Start of PROVIDED RECORDS
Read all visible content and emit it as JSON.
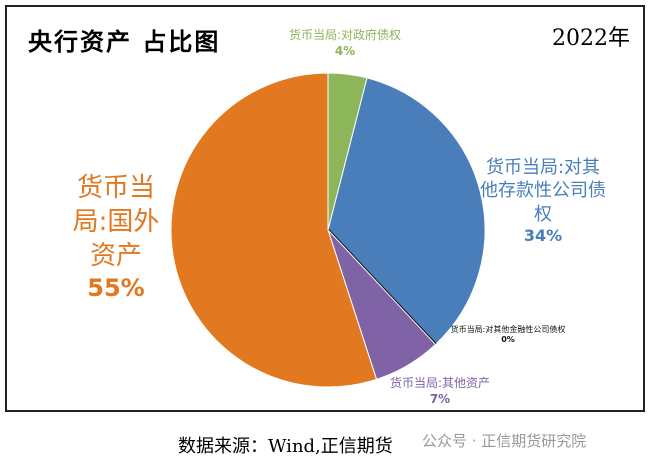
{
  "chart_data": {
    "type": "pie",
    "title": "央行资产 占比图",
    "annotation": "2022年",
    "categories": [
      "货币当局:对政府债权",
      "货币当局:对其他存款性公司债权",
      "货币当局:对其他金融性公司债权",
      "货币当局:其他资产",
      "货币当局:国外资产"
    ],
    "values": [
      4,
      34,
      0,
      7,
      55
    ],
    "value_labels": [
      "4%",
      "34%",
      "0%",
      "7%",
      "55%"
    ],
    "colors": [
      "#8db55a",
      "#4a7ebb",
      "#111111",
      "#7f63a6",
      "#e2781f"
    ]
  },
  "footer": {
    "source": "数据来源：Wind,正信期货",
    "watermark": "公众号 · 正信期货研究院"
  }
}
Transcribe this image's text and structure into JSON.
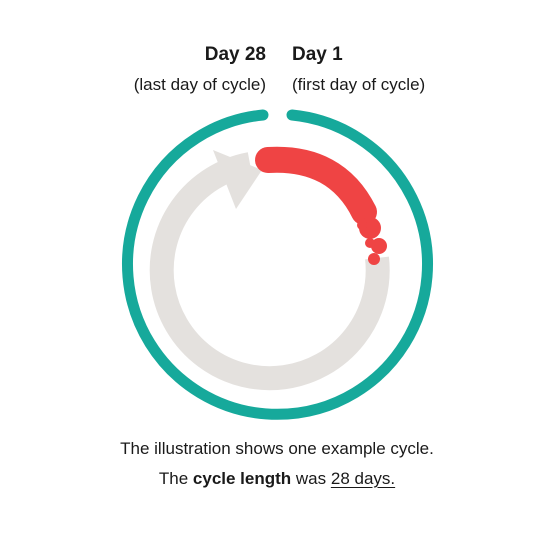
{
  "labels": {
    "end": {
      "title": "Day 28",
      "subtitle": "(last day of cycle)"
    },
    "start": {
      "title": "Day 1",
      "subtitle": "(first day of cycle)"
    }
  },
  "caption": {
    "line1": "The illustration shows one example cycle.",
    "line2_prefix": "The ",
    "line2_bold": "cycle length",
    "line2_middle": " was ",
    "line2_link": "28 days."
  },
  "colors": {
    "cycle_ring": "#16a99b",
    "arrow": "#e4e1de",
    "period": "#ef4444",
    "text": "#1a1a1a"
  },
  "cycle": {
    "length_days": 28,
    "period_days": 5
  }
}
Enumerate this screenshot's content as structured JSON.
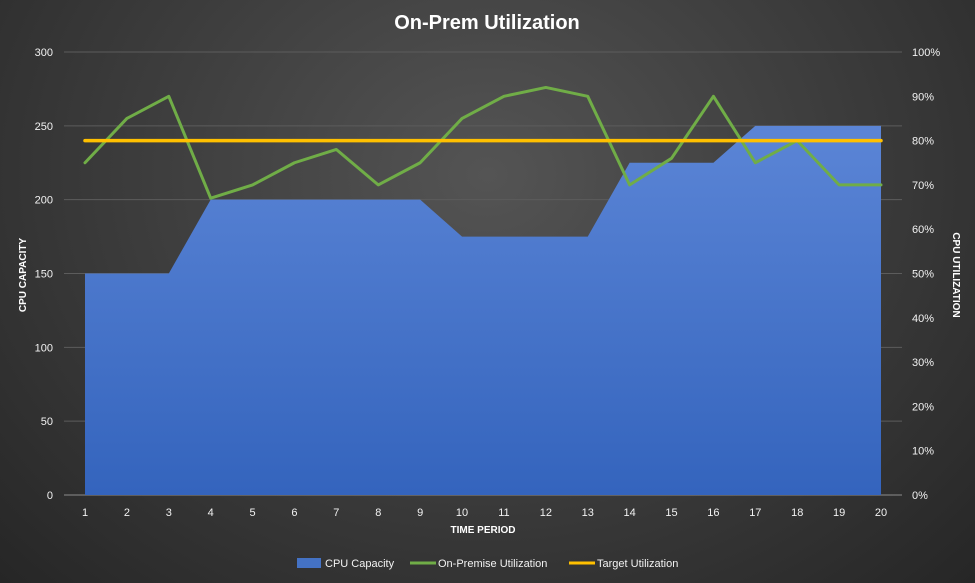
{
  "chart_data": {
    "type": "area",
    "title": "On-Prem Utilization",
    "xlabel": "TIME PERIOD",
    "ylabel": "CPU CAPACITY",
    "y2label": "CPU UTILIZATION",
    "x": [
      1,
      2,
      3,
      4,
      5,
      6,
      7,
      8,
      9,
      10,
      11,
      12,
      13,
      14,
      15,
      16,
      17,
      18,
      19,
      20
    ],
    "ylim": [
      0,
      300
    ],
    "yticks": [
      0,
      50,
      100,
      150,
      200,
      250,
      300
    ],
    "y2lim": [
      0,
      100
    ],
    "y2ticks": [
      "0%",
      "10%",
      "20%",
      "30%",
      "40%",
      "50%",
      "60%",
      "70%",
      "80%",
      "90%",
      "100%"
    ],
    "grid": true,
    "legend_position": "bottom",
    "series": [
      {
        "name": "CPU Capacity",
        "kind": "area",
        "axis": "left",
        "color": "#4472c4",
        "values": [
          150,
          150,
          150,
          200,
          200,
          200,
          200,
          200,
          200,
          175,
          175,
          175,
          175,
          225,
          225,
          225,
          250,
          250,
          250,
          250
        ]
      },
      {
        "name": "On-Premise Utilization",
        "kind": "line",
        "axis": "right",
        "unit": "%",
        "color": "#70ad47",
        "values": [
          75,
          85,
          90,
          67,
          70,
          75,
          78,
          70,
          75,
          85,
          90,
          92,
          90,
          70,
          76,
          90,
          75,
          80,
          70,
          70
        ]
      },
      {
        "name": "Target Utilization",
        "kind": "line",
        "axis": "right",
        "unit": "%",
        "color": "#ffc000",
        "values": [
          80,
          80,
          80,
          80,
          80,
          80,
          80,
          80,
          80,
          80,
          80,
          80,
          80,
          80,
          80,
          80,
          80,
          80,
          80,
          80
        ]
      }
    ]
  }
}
End of PROVIDED RECORDS
Start of PROVIDED RECORDS
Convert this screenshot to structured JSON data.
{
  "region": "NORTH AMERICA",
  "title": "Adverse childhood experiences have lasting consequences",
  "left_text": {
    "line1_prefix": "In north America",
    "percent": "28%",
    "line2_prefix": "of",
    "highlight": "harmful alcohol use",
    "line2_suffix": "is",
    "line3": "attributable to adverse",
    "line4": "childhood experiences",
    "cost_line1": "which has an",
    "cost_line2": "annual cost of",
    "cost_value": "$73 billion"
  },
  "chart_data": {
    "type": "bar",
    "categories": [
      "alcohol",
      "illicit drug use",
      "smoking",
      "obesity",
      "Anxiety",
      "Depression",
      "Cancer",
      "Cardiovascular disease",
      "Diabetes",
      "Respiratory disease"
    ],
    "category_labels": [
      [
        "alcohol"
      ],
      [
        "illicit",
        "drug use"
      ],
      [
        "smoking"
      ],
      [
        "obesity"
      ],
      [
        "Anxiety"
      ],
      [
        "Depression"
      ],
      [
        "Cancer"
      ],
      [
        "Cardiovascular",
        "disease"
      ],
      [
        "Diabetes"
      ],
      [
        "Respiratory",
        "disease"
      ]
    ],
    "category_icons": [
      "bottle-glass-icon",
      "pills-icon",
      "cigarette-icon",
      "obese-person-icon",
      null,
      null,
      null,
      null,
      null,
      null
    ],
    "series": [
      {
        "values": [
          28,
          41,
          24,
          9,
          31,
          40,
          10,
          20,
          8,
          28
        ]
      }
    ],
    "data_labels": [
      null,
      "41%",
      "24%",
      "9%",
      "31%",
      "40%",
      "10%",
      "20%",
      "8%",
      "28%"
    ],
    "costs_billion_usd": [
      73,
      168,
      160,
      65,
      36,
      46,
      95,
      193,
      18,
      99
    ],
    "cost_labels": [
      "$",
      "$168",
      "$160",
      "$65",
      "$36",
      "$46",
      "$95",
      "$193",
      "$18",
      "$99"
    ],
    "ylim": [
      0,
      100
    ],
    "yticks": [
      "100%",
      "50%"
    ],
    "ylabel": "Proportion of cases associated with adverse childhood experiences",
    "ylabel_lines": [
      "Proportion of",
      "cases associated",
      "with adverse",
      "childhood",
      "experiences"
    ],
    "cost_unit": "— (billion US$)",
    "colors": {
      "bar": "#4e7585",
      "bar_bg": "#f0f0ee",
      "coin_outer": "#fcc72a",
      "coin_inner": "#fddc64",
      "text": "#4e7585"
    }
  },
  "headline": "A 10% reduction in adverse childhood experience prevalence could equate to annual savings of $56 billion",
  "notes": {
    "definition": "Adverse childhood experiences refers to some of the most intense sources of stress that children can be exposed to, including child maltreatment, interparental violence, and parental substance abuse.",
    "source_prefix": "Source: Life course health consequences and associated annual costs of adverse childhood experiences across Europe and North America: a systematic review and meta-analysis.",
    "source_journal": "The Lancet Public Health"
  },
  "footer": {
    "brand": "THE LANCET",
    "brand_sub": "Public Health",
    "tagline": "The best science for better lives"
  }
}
End of PROVIDED RECORDS
◆ **STATED EXERCISE**
Only the number is wanted: how many lines in the entries above contain the string "associated"?

◆ **TASK RESPONSE**
3